▸ Directions for this task
Check each line for the word "φωτογραφιών" and report how many have it. Give nothing else.

▸ Extracted data
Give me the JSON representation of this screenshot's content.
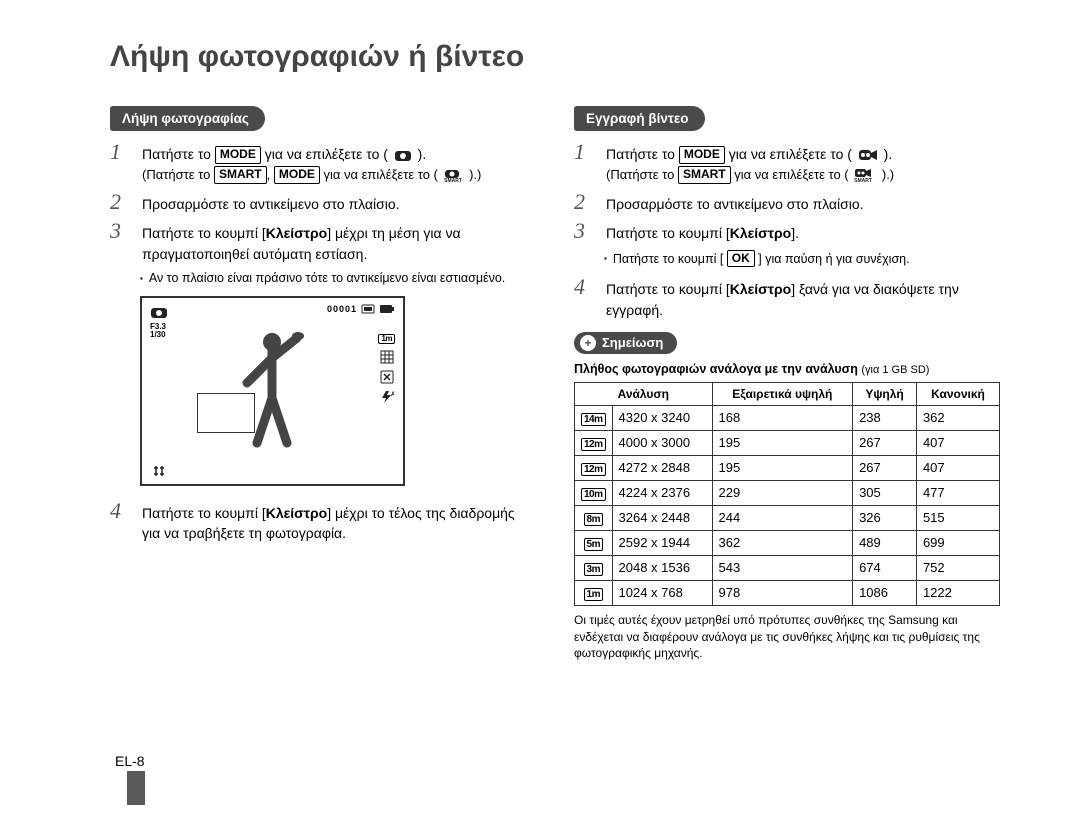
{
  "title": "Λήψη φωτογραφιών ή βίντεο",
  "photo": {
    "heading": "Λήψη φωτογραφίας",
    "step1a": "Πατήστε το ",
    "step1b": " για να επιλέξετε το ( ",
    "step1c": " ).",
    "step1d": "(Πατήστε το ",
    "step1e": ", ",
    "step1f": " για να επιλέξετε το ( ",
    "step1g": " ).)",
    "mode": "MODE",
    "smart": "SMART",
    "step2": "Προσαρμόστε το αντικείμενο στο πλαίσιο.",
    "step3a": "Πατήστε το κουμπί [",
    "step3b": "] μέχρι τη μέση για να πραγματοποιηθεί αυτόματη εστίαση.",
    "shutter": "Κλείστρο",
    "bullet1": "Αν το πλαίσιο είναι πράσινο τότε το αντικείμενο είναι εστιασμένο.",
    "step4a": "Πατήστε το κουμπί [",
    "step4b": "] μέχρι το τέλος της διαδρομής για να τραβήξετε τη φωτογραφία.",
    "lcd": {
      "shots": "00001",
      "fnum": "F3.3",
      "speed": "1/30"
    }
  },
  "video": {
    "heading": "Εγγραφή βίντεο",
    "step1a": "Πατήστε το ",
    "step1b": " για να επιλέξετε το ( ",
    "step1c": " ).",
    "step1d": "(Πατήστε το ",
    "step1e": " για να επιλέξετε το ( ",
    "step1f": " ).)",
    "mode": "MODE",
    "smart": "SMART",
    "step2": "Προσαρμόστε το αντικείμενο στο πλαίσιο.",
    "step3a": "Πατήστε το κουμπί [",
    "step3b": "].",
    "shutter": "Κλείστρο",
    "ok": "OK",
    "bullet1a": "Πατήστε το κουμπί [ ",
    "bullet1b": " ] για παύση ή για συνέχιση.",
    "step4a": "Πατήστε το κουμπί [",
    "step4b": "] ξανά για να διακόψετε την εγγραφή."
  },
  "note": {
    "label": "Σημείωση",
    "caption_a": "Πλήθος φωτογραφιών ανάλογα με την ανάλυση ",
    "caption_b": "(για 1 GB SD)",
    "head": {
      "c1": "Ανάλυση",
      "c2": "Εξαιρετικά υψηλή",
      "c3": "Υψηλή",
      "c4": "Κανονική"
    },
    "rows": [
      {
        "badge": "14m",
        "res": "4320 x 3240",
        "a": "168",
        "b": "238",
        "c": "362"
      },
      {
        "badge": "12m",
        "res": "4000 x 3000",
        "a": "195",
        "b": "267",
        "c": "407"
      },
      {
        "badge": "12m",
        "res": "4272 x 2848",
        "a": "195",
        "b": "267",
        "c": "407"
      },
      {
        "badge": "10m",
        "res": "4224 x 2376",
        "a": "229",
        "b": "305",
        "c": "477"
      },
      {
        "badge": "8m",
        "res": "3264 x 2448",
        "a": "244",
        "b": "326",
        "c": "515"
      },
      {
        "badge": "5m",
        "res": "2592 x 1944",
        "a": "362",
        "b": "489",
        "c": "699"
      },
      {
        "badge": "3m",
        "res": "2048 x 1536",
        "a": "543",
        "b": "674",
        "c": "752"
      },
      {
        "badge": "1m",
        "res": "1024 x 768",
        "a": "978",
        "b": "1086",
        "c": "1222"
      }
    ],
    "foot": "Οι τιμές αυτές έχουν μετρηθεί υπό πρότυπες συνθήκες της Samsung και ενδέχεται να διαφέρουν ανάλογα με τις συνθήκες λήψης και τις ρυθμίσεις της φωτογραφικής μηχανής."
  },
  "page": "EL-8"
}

▸ Complete answer
2